* Aim of the exercise
Copy the lines that follow, keeping every character the same.

── Raw data ──

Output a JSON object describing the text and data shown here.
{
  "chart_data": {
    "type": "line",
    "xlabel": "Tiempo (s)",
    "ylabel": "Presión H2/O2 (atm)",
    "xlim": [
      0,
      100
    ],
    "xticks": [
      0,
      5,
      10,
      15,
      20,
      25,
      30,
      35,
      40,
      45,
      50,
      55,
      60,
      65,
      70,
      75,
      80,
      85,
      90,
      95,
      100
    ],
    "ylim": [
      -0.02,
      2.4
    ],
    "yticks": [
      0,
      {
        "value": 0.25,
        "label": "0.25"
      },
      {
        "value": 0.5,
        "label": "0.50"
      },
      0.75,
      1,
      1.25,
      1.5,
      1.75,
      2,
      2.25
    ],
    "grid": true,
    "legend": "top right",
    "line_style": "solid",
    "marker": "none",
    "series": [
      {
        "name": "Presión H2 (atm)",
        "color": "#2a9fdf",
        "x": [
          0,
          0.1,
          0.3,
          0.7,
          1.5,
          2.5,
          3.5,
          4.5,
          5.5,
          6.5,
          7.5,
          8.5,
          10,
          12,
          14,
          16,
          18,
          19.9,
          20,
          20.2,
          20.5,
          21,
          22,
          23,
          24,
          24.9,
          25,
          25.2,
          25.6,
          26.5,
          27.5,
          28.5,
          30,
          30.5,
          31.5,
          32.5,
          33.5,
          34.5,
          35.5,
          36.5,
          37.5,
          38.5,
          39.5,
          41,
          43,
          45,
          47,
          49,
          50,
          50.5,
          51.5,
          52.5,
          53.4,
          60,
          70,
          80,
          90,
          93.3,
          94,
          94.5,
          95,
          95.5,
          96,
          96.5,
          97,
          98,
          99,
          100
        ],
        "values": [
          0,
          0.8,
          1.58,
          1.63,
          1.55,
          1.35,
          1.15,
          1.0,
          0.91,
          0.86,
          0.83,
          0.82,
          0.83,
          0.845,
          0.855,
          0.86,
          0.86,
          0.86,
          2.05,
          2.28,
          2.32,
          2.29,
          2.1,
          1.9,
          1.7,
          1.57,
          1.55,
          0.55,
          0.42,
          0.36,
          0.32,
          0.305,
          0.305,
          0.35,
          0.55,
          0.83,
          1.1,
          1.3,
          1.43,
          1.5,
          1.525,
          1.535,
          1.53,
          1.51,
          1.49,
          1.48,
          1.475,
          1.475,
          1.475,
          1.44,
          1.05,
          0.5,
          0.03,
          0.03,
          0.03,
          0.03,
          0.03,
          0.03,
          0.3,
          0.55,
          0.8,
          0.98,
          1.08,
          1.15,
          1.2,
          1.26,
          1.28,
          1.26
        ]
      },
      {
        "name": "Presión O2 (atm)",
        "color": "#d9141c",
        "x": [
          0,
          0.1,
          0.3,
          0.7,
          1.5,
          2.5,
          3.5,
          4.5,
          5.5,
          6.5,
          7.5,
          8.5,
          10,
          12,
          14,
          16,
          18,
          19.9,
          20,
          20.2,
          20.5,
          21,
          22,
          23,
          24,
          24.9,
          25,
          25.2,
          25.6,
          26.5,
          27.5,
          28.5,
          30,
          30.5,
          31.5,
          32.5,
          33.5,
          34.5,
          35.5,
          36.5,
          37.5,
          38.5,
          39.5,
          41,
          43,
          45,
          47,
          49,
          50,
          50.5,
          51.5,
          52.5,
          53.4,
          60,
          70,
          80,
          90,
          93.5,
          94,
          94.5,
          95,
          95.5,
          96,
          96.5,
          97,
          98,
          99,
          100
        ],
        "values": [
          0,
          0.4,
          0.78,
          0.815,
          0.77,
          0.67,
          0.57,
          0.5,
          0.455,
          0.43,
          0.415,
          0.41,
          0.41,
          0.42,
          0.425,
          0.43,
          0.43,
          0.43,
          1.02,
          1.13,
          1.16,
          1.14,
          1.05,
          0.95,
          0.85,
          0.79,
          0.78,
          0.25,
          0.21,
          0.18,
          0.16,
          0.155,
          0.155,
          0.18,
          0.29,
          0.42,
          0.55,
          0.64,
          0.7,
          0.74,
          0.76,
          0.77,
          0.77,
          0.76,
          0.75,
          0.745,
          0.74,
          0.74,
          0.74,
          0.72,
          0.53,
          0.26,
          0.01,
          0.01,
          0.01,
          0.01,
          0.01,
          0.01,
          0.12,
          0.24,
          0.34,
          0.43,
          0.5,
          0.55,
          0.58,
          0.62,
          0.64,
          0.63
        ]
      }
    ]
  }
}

───

* Result for this exercise
Output a JSON object describing the text and data shown here.
{
  "chart_data": {
    "type": "line",
    "xlabel": "Tiempo (s)",
    "ylabel": "Presión H2/O2 (atm)",
    "xlim": [
      0,
      100
    ],
    "xticks": [
      0,
      5,
      10,
      15,
      20,
      25,
      30,
      35,
      40,
      45,
      50,
      55,
      60,
      65,
      70,
      75,
      80,
      85,
      90,
      95,
      100
    ],
    "ylim": [
      -0.02,
      2.4
    ],
    "yticks": [
      0,
      {
        "value": 0.25,
        "label": "0.25"
      },
      {
        "value": 0.5,
        "label": "0.50"
      },
      0.75,
      1,
      1.25,
      1.5,
      1.75,
      2,
      2.25
    ],
    "grid": true,
    "legend": "top right",
    "line_style": "solid",
    "marker": "none",
    "series": [
      {
        "name": "Presión H2 (atm)",
        "color": "#2a9fdf",
        "x": [
          0,
          0.1,
          0.3,
          0.7,
          1.5,
          2.5,
          3.5,
          4.5,
          5.5,
          6.5,
          7.5,
          8.5,
          10,
          12,
          14,
          16,
          18,
          19.9,
          20,
          20.2,
          20.5,
          21,
          22,
          23,
          24,
          24.9,
          25,
          25.2,
          25.6,
          26.5,
          27.5,
          28.5,
          30,
          30.5,
          31.5,
          32.5,
          33.5,
          34.5,
          35.5,
          36.5,
          37.5,
          38.5,
          39.5,
          41,
          43,
          45,
          47,
          49,
          50,
          50.5,
          51.5,
          52.5,
          53.4,
          60,
          70,
          80,
          90,
          93.3,
          94,
          94.5,
          95,
          95.5,
          96,
          96.5,
          97,
          98,
          99,
          100
        ],
        "values": [
          0,
          0.8,
          1.58,
          1.63,
          1.55,
          1.35,
          1.15,
          1.0,
          0.91,
          0.86,
          0.83,
          0.82,
          0.83,
          0.845,
          0.855,
          0.86,
          0.86,
          0.86,
          2.05,
          2.28,
          2.32,
          2.29,
          2.1,
          1.9,
          1.7,
          1.57,
          1.55,
          0.55,
          0.42,
          0.36,
          0.32,
          0.305,
          0.305,
          0.35,
          0.55,
          0.83,
          1.1,
          1.3,
          1.43,
          1.5,
          1.525,
          1.535,
          1.53,
          1.51,
          1.49,
          1.48,
          1.475,
          1.475,
          1.475,
          1.44,
          1.05,
          0.5,
          0.03,
          0.03,
          0.03,
          0.03,
          0.03,
          0.03,
          0.3,
          0.55,
          0.8,
          0.98,
          1.08,
          1.15,
          1.2,
          1.26,
          1.28,
          1.26
        ]
      },
      {
        "name": "Presión O2 (atm)",
        "color": "#d9141c",
        "x": [
          0,
          0.1,
          0.3,
          0.7,
          1.5,
          2.5,
          3.5,
          4.5,
          5.5,
          6.5,
          7.5,
          8.5,
          10,
          12,
          14,
          16,
          18,
          19.9,
          20,
          20.2,
          20.5,
          21,
          22,
          23,
          24,
          24.9,
          25,
          25.2,
          25.6,
          26.5,
          27.5,
          28.5,
          30,
          30.5,
          31.5,
          32.5,
          33.5,
          34.5,
          35.5,
          36.5,
          37.5,
          38.5,
          39.5,
          41,
          43,
          45,
          47,
          49,
          50,
          50.5,
          51.5,
          52.5,
          53.4,
          60,
          70,
          80,
          90,
          93.5,
          94,
          94.5,
          95,
          95.5,
          96,
          96.5,
          97,
          98,
          99,
          100
        ],
        "values": [
          0,
          0.4,
          0.78,
          0.815,
          0.77,
          0.67,
          0.57,
          0.5,
          0.455,
          0.43,
          0.415,
          0.41,
          0.41,
          0.42,
          0.425,
          0.43,
          0.43,
          0.43,
          1.02,
          1.13,
          1.16,
          1.14,
          1.05,
          0.95,
          0.85,
          0.79,
          0.78,
          0.25,
          0.21,
          0.18,
          0.16,
          0.155,
          0.155,
          0.18,
          0.29,
          0.42,
          0.55,
          0.64,
          0.7,
          0.74,
          0.76,
          0.77,
          0.77,
          0.76,
          0.75,
          0.745,
          0.74,
          0.74,
          0.74,
          0.72,
          0.53,
          0.26,
          0.01,
          0.01,
          0.01,
          0.01,
          0.01,
          0.01,
          0.12,
          0.24,
          0.34,
          0.43,
          0.5,
          0.55,
          0.58,
          0.62,
          0.64,
          0.63
        ]
      }
    ]
  }
}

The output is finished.